_TASK DIRECTIONS_
With the pictures left out, copy the listing below exactly.

_AVAILABLE RECORDS_
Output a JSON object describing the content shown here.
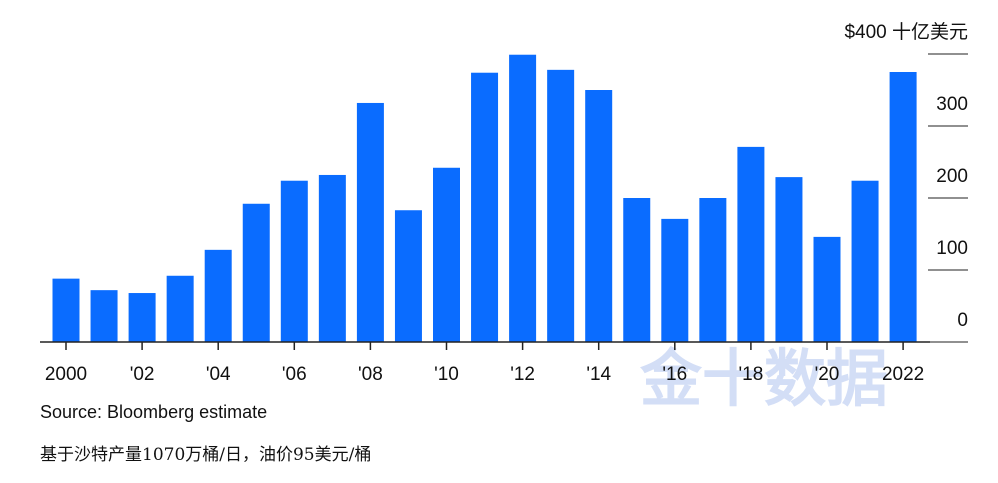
{
  "chart_data": {
    "type": "bar",
    "categories": [
      "2000",
      null,
      "'02",
      null,
      "'04",
      null,
      "'06",
      null,
      "'08",
      null,
      "'10",
      null,
      "'12",
      null,
      "'14",
      null,
      "'16",
      null,
      "'18",
      null,
      "'20",
      null,
      "2022"
    ],
    "values": [
      88,
      72,
      68,
      92,
      128,
      192,
      224,
      232,
      332,
      183,
      242,
      374,
      399,
      378,
      350,
      200,
      171,
      200,
      271,
      229,
      146,
      224,
      375
    ],
    "color": "#0a6cff",
    "ylim": [
      0,
      400
    ],
    "yticks": [
      0,
      100,
      200,
      300,
      {
        "value": 400,
        "label": "$400 十亿美元"
      }
    ],
    "grid": true,
    "source": "Source: Bloomberg estimate",
    "note": "基于沙特产量1070万桶/日，油价95美元/桶",
    "watermark": "金十数据"
  }
}
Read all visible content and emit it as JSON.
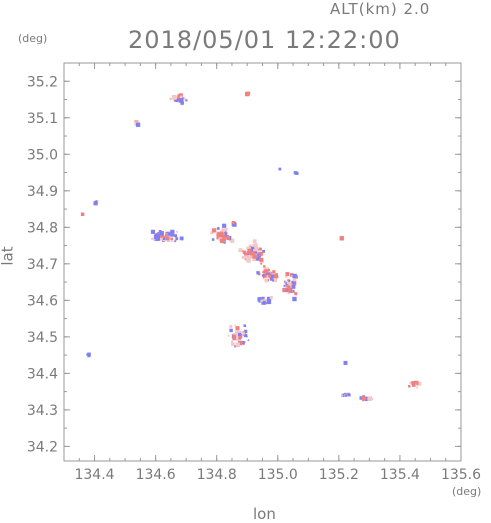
{
  "header": {
    "altitude": "ALT(km) 2.0",
    "datetime": "2018/05/01 12:22:00",
    "y_unit": "(deg)",
    "x_unit": "(deg)",
    "x_label": "lon",
    "y_label": "lat"
  },
  "chart_data": {
    "type": "scatter",
    "xlim": [
      134.3,
      135.6
    ],
    "ylim": [
      34.16,
      35.25
    ],
    "x_ticks": [
      "134.4",
      "134.6",
      "134.8",
      "135.0",
      "135.2",
      "135.4",
      "135.6"
    ],
    "y_ticks": [
      "34.2",
      "34.3",
      "34.4",
      "34.5",
      "34.6",
      "34.7",
      "34.8",
      "34.9",
      "35.0",
      "35.1",
      "35.2"
    ],
    "colors": {
      "positive": "#f08080",
      "negative": "#8080f0",
      "faint": "#f4c8c8"
    },
    "clusters": [
      {
        "lon": 134.68,
        "lat": 35.15,
        "spread": [
          0.04,
          0.02
        ],
        "n": 22
      },
      {
        "lon": 134.54,
        "lat": 35.085,
        "spread": [
          0.01,
          0.008
        ],
        "n": 5
      },
      {
        "lon": 134.9,
        "lat": 35.165,
        "spread": [
          0.005,
          0.004
        ],
        "n": 2
      },
      {
        "lon": 134.36,
        "lat": 34.835,
        "spread": [
          0.005,
          0.004
        ],
        "n": 2
      },
      {
        "lon": 134.405,
        "lat": 34.87,
        "spread": [
          0.005,
          0.01
        ],
        "n": 3
      },
      {
        "lon": 134.38,
        "lat": 34.45,
        "spread": [
          0.006,
          0.005
        ],
        "n": 4
      },
      {
        "lon": 134.63,
        "lat": 34.775,
        "spread": [
          0.06,
          0.02
        ],
        "n": 60
      },
      {
        "lon": 134.82,
        "lat": 34.78,
        "spread": [
          0.04,
          0.03
        ],
        "n": 45
      },
      {
        "lon": 134.92,
        "lat": 34.73,
        "spread": [
          0.05,
          0.04
        ],
        "n": 70
      },
      {
        "lon": 134.97,
        "lat": 34.67,
        "spread": [
          0.05,
          0.03
        ],
        "n": 40
      },
      {
        "lon": 135.04,
        "lat": 34.64,
        "spread": [
          0.03,
          0.05
        ],
        "n": 40
      },
      {
        "lon": 134.95,
        "lat": 34.6,
        "spread": [
          0.04,
          0.015
        ],
        "n": 15
      },
      {
        "lon": 134.87,
        "lat": 34.5,
        "spread": [
          0.05,
          0.04
        ],
        "n": 45
      },
      {
        "lon": 135.01,
        "lat": 34.96,
        "spread": [
          0.006,
          0.004
        ],
        "n": 2
      },
      {
        "lon": 135.06,
        "lat": 34.95,
        "spread": [
          0.006,
          0.004
        ],
        "n": 2
      },
      {
        "lon": 134.86,
        "lat": 34.81,
        "spread": [
          0.01,
          0.01
        ],
        "n": 4
      },
      {
        "lon": 135.22,
        "lat": 34.34,
        "spread": [
          0.02,
          0.008
        ],
        "n": 10
      },
      {
        "lon": 135.29,
        "lat": 34.33,
        "spread": [
          0.03,
          0.008
        ],
        "n": 10
      },
      {
        "lon": 135.45,
        "lat": 34.37,
        "spread": [
          0.03,
          0.012
        ],
        "n": 14
      },
      {
        "lon": 135.21,
        "lat": 34.77,
        "spread": [
          0.01,
          0.006
        ],
        "n": 3
      },
      {
        "lon": 135.22,
        "lat": 34.43,
        "spread": [
          0.008,
          0.004
        ],
        "n": 2
      }
    ]
  }
}
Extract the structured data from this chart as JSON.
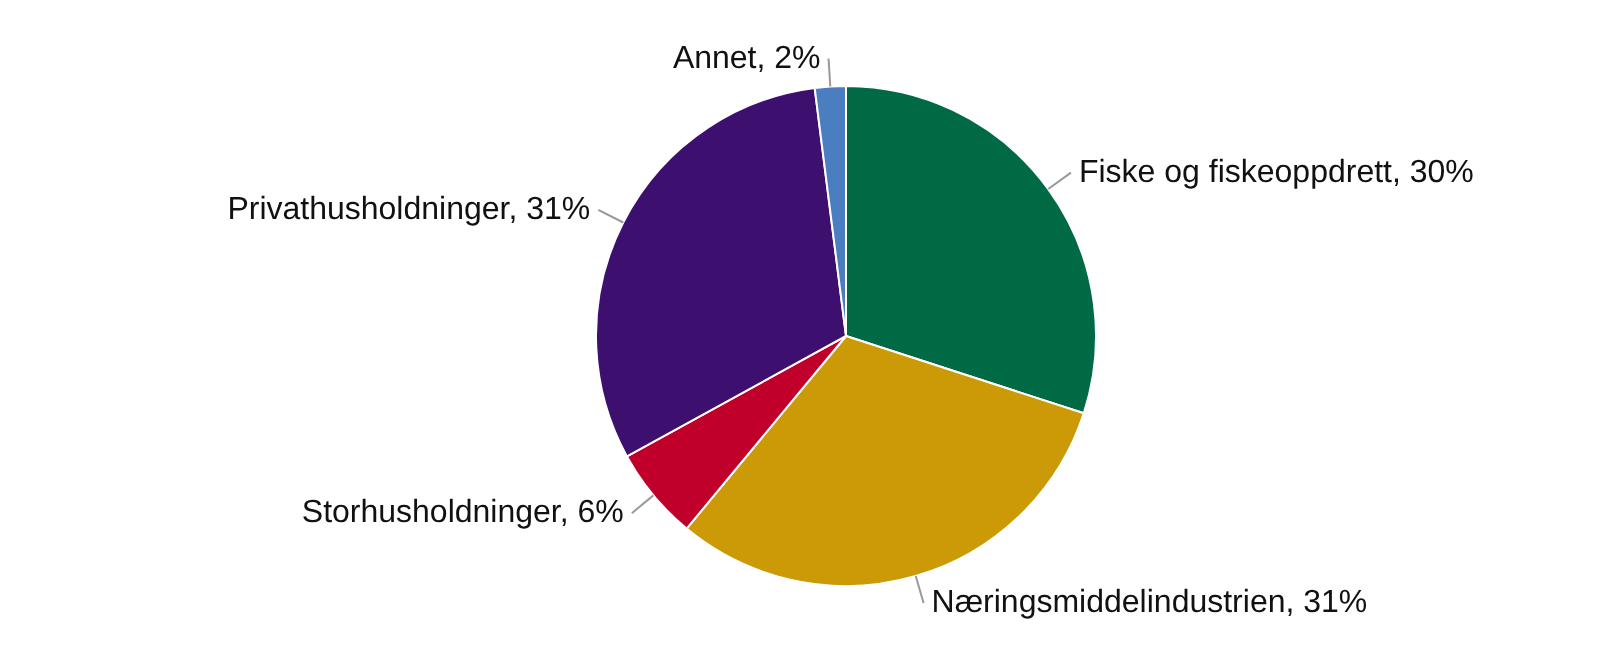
{
  "chart_data": {
    "type": "pie",
    "categories": [
      "Fiske og fiskeoppdrett",
      "Næringsmiddelindustrien",
      "Storhusholdninger",
      "Privathusholdninger",
      "Annet"
    ],
    "values": [
      30,
      31,
      6,
      31,
      2
    ],
    "value_labels": [
      "30%",
      "31%",
      "6%",
      "31%",
      "2%"
    ],
    "colors": [
      "#006a44",
      "#cc9a06",
      "#c0002a",
      "#3d0f6e",
      "#4a7ec0"
    ]
  }
}
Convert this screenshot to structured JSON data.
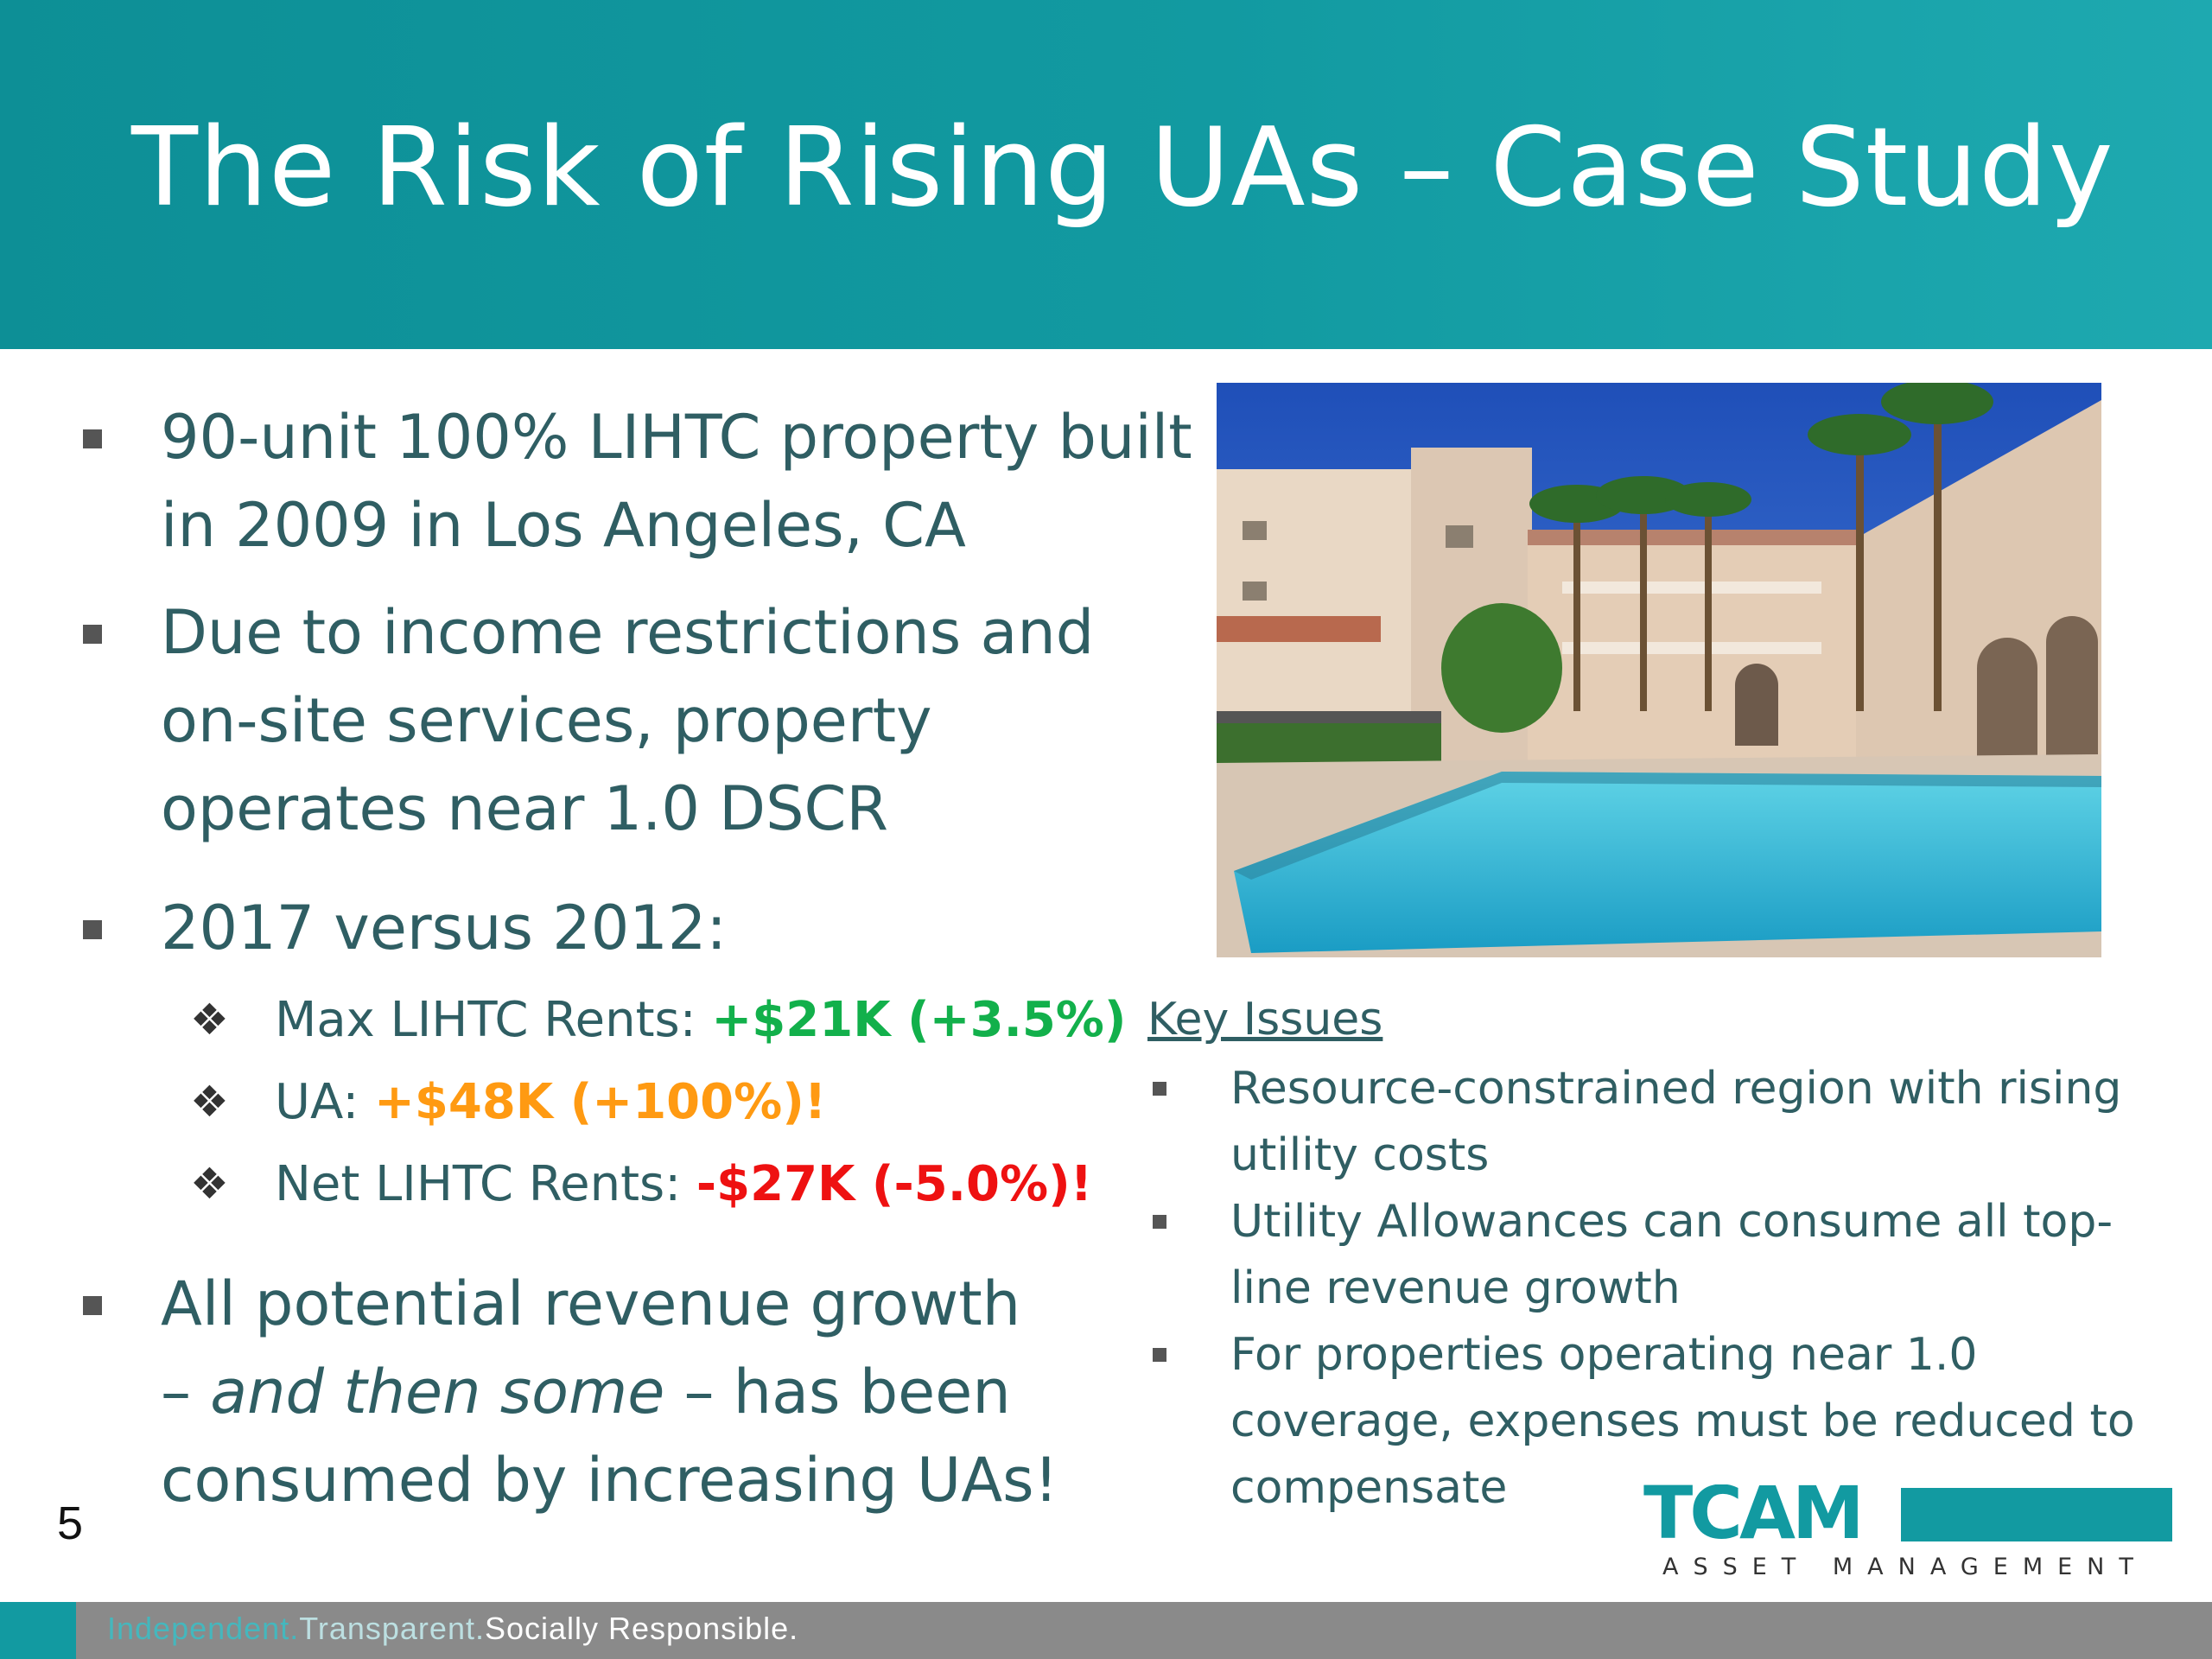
{
  "slide": {
    "title": "The Risk of Rising UAs – Case Study",
    "page_number": "5"
  },
  "bullets": [
    {
      "line1": "90-unit 100% LIHTC property built",
      "line2": "in 2009 in Los Angeles, CA"
    },
    {
      "line1": "Due to income restrictions and",
      "line2": "on-site services, property",
      "line3": "operates near 1.0 DSCR"
    },
    {
      "line1": "2017 versus 2012:"
    }
  ],
  "comparison": [
    {
      "label": "Max LIHTC Rents: ",
      "value": "+$21K (+3.5%)",
      "color": "#12b04b"
    },
    {
      "label": "UA: ",
      "value": "+$48K (+100%)!",
      "color": "#ff9a12"
    },
    {
      "label": "Net LIHTC Rents: ",
      "value": "-$27K (-5.0%)!",
      "color": "#ee1111"
    }
  ],
  "conclusion": {
    "part1": "All potential revenue growth",
    "dash1": "– ",
    "italic": "and then some",
    "part2": " – has been",
    "line3": "consumed by increasing UAs!"
  },
  "key_issues": {
    "title": "Key Issues",
    "items": [
      {
        "line1": "Resource-constrained region with rising",
        "line2": "utility costs"
      },
      {
        "line1": "Utility Allowances can consume all top-",
        "line2": "line revenue growth"
      },
      {
        "line1": "For properties operating near 1.0",
        "line2": "coverage, expenses must be reduced to",
        "line3": "compensate"
      }
    ]
  },
  "logo": {
    "name": "TCAM",
    "tagline": "ASSET MANAGEMENT"
  },
  "footer": {
    "part1": "Independent.",
    "part2": "Transparent.",
    "part3": "Socially Responsible."
  },
  "colors": {
    "accent": "#129aa1",
    "text": "#2f5e63",
    "positive": "#12b04b",
    "warning": "#ff9a12",
    "negative": "#ee1111"
  }
}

_COMPLETE ANSWER_
Output a JSON object describing the content shown here.
{
  "chart_data": {
    "type": "bar",
    "categories": [
      "2000",
      null,
      "'02",
      null,
      "'04",
      null,
      "'06",
      null,
      "'08",
      null,
      "'10",
      null,
      "'12",
      null,
      "'14",
      null,
      "'16",
      null,
      "'18",
      null,
      "'20",
      null,
      "2022"
    ],
    "values": [
      88,
      72,
      68,
      92,
      128,
      192,
      224,
      232,
      332,
      183,
      242,
      374,
      399,
      378,
      350,
      200,
      171,
      200,
      271,
      229,
      146,
      224,
      375
    ],
    "color": "#0a6cff",
    "ylim": [
      0,
      400
    ],
    "yticks": [
      0,
      100,
      200,
      300,
      {
        "value": 400,
        "label": "$400 十亿美元"
      }
    ],
    "grid": true,
    "source": "Source: Bloomberg estimate",
    "note": "基于沙特产量1070万桶/日，油价95美元/桶",
    "watermark": "金十数据"
  }
}
Read all visible content and emit it as JSON.
{
  "header": {
    "altitude": "ALT(km) 2.0",
    "datetime": "2018/05/01 12:22:00",
    "y_unit": "(deg)",
    "x_unit": "(deg)",
    "x_label": "lon",
    "y_label": "lat"
  },
  "chart_data": {
    "type": "scatter",
    "xlim": [
      134.3,
      135.6
    ],
    "ylim": [
      34.16,
      35.25
    ],
    "x_ticks": [
      "134.4",
      "134.6",
      "134.8",
      "135.0",
      "135.2",
      "135.4",
      "135.6"
    ],
    "y_ticks": [
      "34.2",
      "34.3",
      "34.4",
      "34.5",
      "34.6",
      "34.7",
      "34.8",
      "34.9",
      "35.0",
      "35.1",
      "35.2"
    ],
    "colors": {
      "positive": "#f08080",
      "negative": "#8080f0",
      "faint": "#f4c8c8"
    },
    "clusters": [
      {
        "lon": 134.68,
        "lat": 35.15,
        "spread": [
          0.04,
          0.02
        ],
        "n": 22
      },
      {
        "lon": 134.54,
        "lat": 35.085,
        "spread": [
          0.01,
          0.008
        ],
        "n": 5
      },
      {
        "lon": 134.9,
        "lat": 35.165,
        "spread": [
          0.005,
          0.004
        ],
        "n": 2
      },
      {
        "lon": 134.36,
        "lat": 34.835,
        "spread": [
          0.005,
          0.004
        ],
        "n": 2
      },
      {
        "lon": 134.405,
        "lat": 34.87,
        "spread": [
          0.005,
          0.01
        ],
        "n": 3
      },
      {
        "lon": 134.38,
        "lat": 34.45,
        "spread": [
          0.006,
          0.005
        ],
        "n": 4
      },
      {
        "lon": 134.63,
        "lat": 34.775,
        "spread": [
          0.06,
          0.02
        ],
        "n": 60
      },
      {
        "lon": 134.82,
        "lat": 34.78,
        "spread": [
          0.04,
          0.03
        ],
        "n": 45
      },
      {
        "lon": 134.92,
        "lat": 34.73,
        "spread": [
          0.05,
          0.04
        ],
        "n": 70
      },
      {
        "lon": 134.97,
        "lat": 34.67,
        "spread": [
          0.05,
          0.03
        ],
        "n": 40
      },
      {
        "lon": 135.04,
        "lat": 34.64,
        "spread": [
          0.03,
          0.05
        ],
        "n": 40
      },
      {
        "lon": 134.95,
        "lat": 34.6,
        "spread": [
          0.04,
          0.015
        ],
        "n": 15
      },
      {
        "lon": 134.87,
        "lat": 34.5,
        "spread": [
          0.05,
          0.04
        ],
        "n": 45
      },
      {
        "lon": 135.01,
        "lat": 34.96,
        "spread": [
          0.006,
          0.004
        ],
        "n": 2
      },
      {
        "lon": 135.06,
        "lat": 34.95,
        "spread": [
          0.006,
          0.004
        ],
        "n": 2
      },
      {
        "lon": 134.86,
        "lat": 34.81,
        "spread": [
          0.01,
          0.01
        ],
        "n": 4
      },
      {
        "lon": 135.22,
        "lat": 34.34,
        "spread": [
          0.02,
          0.008
        ],
        "n": 10
      },
      {
        "lon": 135.29,
        "lat": 34.33,
        "spread": [
          0.03,
          0.008
        ],
        "n": 10
      },
      {
        "lon": 135.45,
        "lat": 34.37,
        "spread": [
          0.03,
          0.012
        ],
        "n": 14
      },
      {
        "lon": 135.21,
        "lat": 34.77,
        "spread": [
          0.01,
          0.006
        ],
        "n": 3
      },
      {
        "lon": 135.22,
        "lat": 34.43,
        "spread": [
          0.008,
          0.004
        ],
        "n": 2
      }
    ]
  }
}
Extract the structured data from this chart as JSON.
{
  "chart_data": {
    "type": "pie",
    "categories": [
      "Fiske og fiskeoppdrett",
      "Næringsmiddelindustrien",
      "Storhusholdninger",
      "Privathusholdninger",
      "Annet"
    ],
    "values": [
      30,
      31,
      6,
      31,
      2
    ],
    "value_labels": [
      "30%",
      "31%",
      "6%",
      "31%",
      "2%"
    ],
    "colors": [
      "#006a44",
      "#cc9a06",
      "#c0002a",
      "#3d0f6e",
      "#4a7ec0"
    ]
  }
}
Convert this screenshot to structured JSON data.
{
  "slide": {
    "title": "The Risk of Rising UAs – Case Study",
    "page_number": "5"
  },
  "bullets": [
    {
      "line1": "90-unit 100% LIHTC property built",
      "line2": "in 2009 in Los Angeles, CA"
    },
    {
      "line1": "Due to income restrictions and",
      "line2": "on-site services, property",
      "line3": "operates near 1.0 DSCR"
    },
    {
      "line1": "2017 versus 2012:"
    }
  ],
  "comparison": [
    {
      "label": "Max LIHTC Rents: ",
      "value": "+$21K (+3.5%)",
      "color": "#12b04b"
    },
    {
      "label": "UA: ",
      "value": "+$48K (+100%)!",
      "color": "#ff9a12"
    },
    {
      "label": "Net LIHTC Rents: ",
      "value": "-$27K (-5.0%)!",
      "color": "#ee1111"
    }
  ],
  "conclusion": {
    "part1": "All potential revenue growth",
    "dash1": "– ",
    "italic": "and then some",
    "part2": " – has been",
    "line3": "consumed by increasing UAs!"
  },
  "key_issues": {
    "title": "Key Issues",
    "items": [
      {
        "line1": "Resource-constrained region with rising",
        "line2": "utility costs"
      },
      {
        "line1": "Utility Allowances can consume all top-",
        "line2": "line revenue growth"
      },
      {
        "line1": "For properties operating near 1.0",
        "line2": "coverage, expenses must be reduced to",
        "line3": "compensate"
      }
    ]
  },
  "logo": {
    "name": "TCAM",
    "tagline": "ASSET MANAGEMENT"
  },
  "footer": {
    "part1": "Independent.",
    "part2": "Transparent.",
    "part3": "Socially Responsible."
  },
  "colors": {
    "accent": "#129aa1",
    "text": "#2f5e63",
    "positive": "#12b04b",
    "warning": "#ff9a12",
    "negative": "#ee1111"
  }
}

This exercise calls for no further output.